* [Items from a data source]:
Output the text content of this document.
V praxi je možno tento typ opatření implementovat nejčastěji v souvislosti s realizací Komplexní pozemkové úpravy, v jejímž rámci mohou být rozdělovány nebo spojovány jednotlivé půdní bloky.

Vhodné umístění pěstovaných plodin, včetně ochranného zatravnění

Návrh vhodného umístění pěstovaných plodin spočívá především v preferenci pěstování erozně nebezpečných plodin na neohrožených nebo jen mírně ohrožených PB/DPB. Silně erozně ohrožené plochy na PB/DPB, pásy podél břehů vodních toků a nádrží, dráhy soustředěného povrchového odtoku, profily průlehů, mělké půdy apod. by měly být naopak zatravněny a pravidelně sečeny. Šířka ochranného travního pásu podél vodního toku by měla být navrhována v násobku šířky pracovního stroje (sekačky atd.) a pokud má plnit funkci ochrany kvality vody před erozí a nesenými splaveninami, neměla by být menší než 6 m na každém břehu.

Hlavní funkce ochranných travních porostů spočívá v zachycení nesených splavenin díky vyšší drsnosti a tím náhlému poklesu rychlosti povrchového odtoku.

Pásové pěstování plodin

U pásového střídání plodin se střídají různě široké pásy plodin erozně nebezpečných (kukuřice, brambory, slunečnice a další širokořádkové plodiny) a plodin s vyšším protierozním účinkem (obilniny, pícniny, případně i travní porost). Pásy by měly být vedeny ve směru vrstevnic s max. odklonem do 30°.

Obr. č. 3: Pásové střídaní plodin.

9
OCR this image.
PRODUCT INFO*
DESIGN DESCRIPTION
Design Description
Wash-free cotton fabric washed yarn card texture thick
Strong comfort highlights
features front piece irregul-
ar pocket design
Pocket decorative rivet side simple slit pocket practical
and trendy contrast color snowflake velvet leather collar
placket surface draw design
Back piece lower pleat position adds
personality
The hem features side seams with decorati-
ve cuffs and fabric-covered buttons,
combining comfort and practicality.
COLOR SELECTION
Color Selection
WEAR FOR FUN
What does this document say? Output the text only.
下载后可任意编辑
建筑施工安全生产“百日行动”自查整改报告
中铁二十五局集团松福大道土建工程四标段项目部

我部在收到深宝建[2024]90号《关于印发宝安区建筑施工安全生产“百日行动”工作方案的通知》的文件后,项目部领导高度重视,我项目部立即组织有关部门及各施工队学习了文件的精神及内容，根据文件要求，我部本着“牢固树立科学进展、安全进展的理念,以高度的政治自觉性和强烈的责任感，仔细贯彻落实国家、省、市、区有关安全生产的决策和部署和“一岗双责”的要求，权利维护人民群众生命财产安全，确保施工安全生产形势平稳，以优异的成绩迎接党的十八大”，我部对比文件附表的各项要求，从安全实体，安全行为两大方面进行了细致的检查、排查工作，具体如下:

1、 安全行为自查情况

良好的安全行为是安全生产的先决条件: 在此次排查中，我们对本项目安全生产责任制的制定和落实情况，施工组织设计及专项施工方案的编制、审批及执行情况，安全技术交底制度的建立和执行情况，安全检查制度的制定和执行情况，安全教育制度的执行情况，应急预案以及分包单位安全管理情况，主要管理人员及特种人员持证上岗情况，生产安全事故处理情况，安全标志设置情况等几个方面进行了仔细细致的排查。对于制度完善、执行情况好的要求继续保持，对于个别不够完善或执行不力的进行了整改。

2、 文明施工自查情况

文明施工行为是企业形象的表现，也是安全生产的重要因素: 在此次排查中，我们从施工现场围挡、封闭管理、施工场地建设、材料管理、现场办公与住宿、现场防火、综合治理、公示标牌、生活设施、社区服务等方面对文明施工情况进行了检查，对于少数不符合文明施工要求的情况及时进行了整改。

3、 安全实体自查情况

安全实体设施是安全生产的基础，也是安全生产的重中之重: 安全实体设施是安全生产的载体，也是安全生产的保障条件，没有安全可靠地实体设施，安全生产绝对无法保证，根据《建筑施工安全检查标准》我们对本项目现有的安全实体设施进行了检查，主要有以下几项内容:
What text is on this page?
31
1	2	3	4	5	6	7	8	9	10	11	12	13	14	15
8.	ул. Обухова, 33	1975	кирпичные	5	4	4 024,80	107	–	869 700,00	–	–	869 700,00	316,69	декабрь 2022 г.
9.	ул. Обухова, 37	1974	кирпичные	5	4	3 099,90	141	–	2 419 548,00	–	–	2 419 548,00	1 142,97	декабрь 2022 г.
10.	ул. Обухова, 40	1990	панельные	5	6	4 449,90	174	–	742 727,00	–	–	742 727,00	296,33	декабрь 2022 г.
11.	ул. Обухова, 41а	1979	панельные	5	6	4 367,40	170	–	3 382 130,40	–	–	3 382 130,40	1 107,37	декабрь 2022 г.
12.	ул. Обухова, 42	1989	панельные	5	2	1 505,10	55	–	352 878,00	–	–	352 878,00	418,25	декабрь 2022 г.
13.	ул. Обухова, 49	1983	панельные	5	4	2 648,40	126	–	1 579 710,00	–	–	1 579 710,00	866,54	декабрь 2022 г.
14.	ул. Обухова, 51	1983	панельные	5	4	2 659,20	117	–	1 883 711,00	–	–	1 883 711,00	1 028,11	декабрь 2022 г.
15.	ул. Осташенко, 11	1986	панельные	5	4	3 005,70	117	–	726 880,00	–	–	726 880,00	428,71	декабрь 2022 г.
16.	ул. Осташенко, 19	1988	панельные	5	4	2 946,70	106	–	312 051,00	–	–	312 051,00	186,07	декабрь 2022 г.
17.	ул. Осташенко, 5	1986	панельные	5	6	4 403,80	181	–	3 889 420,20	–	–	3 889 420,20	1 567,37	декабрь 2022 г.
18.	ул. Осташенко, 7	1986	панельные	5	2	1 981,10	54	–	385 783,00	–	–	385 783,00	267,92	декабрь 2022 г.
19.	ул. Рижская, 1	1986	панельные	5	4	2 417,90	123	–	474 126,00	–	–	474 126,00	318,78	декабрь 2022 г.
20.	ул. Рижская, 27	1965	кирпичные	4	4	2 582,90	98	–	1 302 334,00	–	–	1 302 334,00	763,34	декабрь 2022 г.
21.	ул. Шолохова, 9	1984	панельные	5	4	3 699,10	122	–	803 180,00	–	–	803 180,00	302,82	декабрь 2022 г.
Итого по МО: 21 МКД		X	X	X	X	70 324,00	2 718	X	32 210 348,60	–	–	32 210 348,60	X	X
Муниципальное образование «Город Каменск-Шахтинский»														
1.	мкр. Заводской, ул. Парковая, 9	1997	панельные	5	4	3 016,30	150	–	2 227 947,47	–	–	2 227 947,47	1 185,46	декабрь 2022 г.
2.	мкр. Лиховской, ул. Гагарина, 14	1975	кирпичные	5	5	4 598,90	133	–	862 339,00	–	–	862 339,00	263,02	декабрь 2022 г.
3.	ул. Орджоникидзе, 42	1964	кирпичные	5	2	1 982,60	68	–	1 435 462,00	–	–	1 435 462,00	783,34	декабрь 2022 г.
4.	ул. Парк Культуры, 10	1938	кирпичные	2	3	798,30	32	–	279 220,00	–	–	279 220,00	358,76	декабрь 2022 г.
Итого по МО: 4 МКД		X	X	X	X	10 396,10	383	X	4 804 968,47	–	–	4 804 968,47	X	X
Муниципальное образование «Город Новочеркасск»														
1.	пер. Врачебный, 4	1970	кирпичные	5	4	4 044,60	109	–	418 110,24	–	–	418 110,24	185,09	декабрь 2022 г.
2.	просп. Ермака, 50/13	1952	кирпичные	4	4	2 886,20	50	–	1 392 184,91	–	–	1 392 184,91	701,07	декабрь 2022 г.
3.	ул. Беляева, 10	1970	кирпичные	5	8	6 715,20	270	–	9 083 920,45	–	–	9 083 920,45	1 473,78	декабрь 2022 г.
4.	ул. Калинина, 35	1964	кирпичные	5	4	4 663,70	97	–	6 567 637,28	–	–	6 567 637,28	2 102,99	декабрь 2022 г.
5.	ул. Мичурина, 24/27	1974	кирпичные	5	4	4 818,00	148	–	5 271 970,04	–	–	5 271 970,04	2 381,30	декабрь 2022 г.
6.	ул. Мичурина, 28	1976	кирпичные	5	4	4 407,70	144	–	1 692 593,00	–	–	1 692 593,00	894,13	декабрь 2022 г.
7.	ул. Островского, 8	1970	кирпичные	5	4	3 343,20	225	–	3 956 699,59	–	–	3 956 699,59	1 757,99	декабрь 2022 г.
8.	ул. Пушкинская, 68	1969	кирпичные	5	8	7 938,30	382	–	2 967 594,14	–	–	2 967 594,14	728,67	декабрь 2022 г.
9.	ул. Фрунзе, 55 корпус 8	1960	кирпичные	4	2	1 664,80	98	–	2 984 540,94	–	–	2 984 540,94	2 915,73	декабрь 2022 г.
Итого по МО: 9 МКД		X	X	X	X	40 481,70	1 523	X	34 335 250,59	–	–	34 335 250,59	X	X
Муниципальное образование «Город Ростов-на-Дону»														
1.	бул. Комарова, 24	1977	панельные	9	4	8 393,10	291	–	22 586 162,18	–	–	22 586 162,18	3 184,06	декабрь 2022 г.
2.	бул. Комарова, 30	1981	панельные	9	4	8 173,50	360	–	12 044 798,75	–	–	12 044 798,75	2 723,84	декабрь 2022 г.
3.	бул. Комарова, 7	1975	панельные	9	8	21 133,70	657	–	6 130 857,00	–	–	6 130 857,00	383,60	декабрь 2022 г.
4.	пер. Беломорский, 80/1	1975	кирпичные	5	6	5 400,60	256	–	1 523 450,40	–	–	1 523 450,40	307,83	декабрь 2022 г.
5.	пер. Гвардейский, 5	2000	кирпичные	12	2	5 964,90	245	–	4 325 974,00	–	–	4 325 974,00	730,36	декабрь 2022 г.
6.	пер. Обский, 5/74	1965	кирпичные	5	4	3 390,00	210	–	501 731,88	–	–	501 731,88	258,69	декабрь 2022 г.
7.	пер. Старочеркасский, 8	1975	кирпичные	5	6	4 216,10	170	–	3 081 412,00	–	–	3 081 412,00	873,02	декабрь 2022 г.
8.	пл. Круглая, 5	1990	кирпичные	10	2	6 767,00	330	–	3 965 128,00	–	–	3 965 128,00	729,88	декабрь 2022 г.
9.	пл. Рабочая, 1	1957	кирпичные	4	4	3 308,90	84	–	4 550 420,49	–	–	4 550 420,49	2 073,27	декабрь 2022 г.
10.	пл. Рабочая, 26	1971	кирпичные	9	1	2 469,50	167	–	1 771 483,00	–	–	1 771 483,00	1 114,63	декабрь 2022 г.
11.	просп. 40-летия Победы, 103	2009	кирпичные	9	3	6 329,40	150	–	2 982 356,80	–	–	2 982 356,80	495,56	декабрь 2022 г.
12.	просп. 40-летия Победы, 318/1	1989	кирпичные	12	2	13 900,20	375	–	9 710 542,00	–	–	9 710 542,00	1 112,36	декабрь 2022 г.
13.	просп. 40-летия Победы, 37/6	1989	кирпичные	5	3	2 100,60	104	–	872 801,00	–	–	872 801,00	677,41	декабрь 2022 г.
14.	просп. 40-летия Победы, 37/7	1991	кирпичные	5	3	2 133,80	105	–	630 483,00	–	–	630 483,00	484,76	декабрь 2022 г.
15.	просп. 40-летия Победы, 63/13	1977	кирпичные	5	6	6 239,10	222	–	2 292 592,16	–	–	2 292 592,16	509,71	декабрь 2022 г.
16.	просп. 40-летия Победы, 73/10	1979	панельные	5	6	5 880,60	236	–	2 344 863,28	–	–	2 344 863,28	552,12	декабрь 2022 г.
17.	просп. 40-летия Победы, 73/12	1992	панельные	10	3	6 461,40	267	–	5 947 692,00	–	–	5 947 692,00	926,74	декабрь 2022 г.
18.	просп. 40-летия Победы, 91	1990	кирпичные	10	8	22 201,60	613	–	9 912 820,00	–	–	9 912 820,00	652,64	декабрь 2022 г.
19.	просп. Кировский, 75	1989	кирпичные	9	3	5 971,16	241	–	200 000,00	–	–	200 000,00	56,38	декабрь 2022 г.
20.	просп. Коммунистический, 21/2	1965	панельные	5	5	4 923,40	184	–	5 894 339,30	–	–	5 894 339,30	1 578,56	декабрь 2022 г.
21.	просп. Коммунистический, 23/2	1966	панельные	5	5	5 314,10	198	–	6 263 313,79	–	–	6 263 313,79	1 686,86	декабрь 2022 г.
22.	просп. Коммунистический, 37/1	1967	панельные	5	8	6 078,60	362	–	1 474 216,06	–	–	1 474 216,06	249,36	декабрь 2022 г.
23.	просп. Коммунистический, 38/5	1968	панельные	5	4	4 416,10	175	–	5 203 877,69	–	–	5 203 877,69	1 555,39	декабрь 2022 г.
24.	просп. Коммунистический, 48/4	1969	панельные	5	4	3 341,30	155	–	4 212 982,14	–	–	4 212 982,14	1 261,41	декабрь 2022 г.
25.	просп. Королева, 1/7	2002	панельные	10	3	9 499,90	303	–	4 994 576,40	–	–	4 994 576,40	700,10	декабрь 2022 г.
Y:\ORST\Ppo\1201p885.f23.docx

* [DIRECTIVE]: Set out every line from the material that contains the string "nebo".

* [SOLUTION TO THIS EXERCISE]:
V praxi je možno tento typ opatření implementovat nejčastěji v souvislosti s realizací Komplexní pozemkové úpravy, v jejímž rámci mohou být rozdělovány nebo spojovány jednotlivé půdní bloky.
Návrh vhodného umístění pěstovaných plodin spočívá především v preferenci pěstování erozně nebezpečných plodin na neohrožených nebo jen mírně ohrožených PB/DPB. Silně erozně ohrožené plochy na PB/DPB, pásy podél břehů vodních toků a nádrží, dráhy soustředěného povrchového odtoku, profily průlehů, mělké půdy apod. by měly být naopak zatravněny a pravidelně sečeny. Šířka ochranného travního pásu podél vodního toku by měla být navrhována v násobku šířky pracovního stroje (sekačky atd.) a pokud má plnit funkci ochrany kvality vody před erozí a nesenými splaveninami, neměla by být menší než 6 m na každém břehu.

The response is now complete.